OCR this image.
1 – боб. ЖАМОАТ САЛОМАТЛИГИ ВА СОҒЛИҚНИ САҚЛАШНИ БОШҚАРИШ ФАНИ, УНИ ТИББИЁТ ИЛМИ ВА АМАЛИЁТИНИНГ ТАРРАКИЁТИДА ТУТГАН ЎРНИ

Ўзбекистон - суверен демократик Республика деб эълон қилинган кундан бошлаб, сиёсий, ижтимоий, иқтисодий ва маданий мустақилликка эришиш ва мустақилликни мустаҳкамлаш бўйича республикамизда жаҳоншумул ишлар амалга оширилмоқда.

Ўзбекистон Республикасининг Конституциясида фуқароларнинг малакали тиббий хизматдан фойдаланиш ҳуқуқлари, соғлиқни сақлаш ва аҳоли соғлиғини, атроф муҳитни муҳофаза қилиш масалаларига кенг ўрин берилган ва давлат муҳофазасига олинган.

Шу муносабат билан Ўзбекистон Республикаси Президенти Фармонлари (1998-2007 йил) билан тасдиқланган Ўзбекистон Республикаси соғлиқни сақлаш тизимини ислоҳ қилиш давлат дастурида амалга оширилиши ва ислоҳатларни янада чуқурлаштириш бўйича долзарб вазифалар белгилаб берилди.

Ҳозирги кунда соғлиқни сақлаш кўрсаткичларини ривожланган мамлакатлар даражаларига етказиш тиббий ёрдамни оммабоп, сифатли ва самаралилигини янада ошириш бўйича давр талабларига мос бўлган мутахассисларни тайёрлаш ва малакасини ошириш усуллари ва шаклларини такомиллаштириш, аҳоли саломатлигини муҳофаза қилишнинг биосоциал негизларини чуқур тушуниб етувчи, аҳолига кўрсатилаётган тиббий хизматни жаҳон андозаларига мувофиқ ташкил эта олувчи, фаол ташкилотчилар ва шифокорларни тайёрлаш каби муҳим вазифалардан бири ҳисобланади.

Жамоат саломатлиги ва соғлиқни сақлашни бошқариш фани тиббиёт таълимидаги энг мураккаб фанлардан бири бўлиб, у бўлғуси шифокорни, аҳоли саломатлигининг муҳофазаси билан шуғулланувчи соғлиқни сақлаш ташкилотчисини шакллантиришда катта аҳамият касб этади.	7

════════════════

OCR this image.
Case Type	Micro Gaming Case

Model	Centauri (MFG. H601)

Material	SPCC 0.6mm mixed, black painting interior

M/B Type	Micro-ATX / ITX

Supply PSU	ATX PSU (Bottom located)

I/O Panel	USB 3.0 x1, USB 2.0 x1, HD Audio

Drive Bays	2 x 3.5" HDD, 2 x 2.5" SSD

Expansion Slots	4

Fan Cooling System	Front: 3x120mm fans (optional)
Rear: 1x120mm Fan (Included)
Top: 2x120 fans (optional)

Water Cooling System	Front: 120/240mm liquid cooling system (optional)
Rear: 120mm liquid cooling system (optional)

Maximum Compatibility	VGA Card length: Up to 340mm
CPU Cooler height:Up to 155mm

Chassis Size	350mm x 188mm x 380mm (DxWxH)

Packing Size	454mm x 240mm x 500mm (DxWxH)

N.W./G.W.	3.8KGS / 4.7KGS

════════════════

## What is needed
Filter out every line that lacks the word "Micro", and copy the rest.

## Response
Case Type	Micro Gaming Case
M/B Type	Micro-ATX / ITX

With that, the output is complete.